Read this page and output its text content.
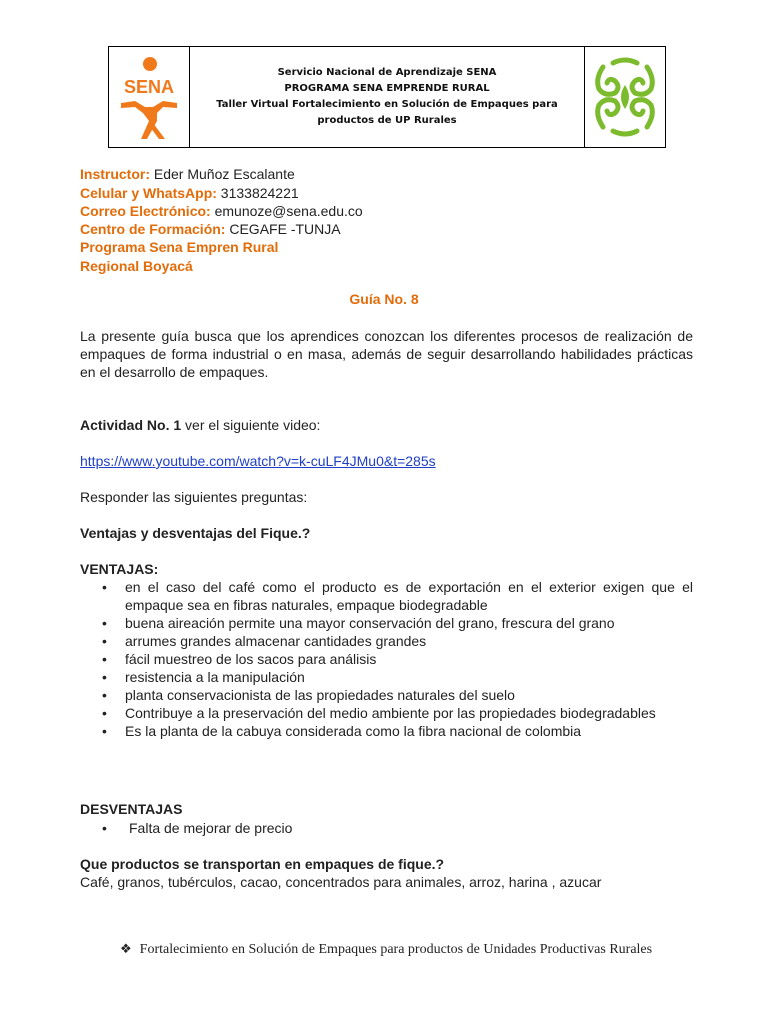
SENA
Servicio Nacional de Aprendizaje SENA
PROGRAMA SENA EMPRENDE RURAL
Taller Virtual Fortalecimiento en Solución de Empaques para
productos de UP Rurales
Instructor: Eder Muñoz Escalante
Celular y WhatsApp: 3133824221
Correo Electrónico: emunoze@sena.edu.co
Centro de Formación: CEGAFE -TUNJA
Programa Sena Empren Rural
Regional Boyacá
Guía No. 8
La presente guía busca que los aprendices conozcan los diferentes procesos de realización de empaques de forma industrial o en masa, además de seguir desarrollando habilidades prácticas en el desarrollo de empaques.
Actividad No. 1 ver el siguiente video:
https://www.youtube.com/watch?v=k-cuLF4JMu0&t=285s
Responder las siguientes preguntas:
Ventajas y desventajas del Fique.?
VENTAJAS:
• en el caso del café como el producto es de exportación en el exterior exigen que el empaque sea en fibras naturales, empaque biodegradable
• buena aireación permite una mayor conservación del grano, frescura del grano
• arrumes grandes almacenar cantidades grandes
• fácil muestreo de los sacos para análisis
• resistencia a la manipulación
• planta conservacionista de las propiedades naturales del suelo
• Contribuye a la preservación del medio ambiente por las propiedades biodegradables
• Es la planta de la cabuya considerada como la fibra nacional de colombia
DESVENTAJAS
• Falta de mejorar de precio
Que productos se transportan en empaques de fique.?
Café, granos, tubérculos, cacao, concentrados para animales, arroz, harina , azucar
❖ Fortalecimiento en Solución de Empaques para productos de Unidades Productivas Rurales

════════════════════

• [Exercise goal] Which lines in the listing above hold the word "Fortalecimiento"? Show each of them.

• [Task response]
Taller Virtual Fortalecimiento en Solución de Empaques para
❖ Fortalecimiento en Solución de Empaques para productos de Unidades Productivas Rurales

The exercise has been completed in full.